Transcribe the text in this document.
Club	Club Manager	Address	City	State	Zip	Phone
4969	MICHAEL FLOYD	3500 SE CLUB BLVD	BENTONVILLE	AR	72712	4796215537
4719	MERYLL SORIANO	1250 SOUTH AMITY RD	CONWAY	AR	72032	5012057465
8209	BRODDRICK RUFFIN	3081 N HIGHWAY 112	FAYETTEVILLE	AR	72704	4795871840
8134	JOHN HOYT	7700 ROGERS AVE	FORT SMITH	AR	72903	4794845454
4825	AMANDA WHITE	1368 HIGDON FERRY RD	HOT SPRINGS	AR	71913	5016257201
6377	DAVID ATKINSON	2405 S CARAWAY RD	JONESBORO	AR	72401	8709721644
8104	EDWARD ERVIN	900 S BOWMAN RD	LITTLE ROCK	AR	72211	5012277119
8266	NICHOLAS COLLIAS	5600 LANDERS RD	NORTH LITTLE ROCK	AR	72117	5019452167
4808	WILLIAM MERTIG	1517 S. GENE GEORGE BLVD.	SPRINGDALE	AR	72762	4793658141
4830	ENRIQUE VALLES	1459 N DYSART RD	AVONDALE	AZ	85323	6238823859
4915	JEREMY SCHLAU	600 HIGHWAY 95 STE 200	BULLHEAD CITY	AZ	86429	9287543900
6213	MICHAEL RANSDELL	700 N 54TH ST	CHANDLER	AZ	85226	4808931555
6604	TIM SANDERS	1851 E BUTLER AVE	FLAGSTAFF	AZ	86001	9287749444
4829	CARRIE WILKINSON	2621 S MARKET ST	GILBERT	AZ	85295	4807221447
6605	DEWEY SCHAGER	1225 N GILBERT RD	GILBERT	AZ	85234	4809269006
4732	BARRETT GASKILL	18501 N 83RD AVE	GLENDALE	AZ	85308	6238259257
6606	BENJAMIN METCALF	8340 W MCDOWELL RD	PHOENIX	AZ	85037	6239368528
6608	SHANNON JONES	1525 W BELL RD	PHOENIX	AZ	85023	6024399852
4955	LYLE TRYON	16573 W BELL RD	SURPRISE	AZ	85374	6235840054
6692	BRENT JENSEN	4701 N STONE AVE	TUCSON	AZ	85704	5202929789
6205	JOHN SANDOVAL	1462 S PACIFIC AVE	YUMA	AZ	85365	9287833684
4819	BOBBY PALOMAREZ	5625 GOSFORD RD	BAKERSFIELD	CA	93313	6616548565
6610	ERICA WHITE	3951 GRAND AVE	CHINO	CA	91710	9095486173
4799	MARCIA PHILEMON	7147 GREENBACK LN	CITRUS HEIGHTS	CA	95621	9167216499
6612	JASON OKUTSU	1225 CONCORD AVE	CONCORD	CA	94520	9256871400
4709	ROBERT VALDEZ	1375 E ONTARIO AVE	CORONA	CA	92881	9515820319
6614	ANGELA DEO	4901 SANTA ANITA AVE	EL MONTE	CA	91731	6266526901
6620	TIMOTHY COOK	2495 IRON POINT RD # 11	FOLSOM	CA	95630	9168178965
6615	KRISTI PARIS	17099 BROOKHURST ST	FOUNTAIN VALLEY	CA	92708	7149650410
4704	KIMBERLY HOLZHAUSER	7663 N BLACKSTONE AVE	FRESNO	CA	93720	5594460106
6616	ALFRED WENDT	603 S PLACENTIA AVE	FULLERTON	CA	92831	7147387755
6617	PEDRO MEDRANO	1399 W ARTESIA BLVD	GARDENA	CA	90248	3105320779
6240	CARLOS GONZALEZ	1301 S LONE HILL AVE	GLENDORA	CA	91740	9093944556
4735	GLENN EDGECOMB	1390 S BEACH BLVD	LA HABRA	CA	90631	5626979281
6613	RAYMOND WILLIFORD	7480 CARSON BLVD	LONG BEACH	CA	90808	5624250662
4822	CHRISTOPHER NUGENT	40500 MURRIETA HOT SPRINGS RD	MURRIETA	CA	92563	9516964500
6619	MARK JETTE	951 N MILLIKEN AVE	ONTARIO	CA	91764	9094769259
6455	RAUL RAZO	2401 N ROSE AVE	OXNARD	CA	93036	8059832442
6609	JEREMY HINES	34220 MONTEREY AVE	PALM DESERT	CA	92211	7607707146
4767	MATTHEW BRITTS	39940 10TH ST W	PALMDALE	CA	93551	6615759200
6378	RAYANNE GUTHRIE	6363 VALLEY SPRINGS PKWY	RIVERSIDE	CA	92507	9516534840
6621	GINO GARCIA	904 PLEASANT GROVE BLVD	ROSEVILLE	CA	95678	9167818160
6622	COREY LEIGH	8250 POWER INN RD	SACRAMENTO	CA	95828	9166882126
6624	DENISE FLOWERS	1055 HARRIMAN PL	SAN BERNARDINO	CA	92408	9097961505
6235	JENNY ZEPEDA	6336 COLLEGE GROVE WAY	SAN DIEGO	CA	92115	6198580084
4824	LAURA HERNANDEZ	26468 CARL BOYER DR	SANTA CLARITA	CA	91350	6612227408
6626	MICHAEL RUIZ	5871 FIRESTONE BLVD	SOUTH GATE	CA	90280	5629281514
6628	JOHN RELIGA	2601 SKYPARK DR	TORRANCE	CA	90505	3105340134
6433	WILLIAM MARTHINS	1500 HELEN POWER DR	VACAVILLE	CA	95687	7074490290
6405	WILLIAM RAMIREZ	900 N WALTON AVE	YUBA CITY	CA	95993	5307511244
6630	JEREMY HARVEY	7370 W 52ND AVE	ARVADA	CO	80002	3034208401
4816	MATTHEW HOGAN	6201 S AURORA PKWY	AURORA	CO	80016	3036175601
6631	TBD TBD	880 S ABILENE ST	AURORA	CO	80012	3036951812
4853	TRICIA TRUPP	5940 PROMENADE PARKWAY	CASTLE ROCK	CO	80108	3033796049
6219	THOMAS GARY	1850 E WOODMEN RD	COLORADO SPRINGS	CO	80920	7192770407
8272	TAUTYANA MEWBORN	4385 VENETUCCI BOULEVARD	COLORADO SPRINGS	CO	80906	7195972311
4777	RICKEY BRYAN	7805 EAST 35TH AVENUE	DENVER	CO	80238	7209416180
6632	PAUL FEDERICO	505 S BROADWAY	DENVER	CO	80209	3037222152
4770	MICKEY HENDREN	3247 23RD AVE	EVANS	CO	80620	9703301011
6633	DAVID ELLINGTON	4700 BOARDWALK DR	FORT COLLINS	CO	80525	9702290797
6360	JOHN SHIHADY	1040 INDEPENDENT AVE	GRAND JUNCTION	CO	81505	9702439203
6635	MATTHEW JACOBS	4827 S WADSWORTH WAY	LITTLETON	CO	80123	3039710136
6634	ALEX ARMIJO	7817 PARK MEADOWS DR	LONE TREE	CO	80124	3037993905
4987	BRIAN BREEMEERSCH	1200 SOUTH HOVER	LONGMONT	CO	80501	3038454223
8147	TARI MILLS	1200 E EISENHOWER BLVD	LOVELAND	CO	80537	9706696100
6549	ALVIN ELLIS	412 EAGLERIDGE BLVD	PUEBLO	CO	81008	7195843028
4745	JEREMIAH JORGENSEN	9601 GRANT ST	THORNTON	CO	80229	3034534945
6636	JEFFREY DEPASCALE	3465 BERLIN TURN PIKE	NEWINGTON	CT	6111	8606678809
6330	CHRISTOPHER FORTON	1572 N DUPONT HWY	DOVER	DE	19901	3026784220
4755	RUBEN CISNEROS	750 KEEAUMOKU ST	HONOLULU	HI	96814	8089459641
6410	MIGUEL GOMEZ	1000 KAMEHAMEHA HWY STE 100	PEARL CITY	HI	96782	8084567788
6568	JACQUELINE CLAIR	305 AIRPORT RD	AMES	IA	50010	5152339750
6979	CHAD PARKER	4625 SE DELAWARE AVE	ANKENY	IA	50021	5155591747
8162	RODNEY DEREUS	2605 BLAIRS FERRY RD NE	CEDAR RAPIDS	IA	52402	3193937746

## About this exercise
Find how many lines in the entries above use the word "BEACH". Write the number alone.

## Solution for this problem
2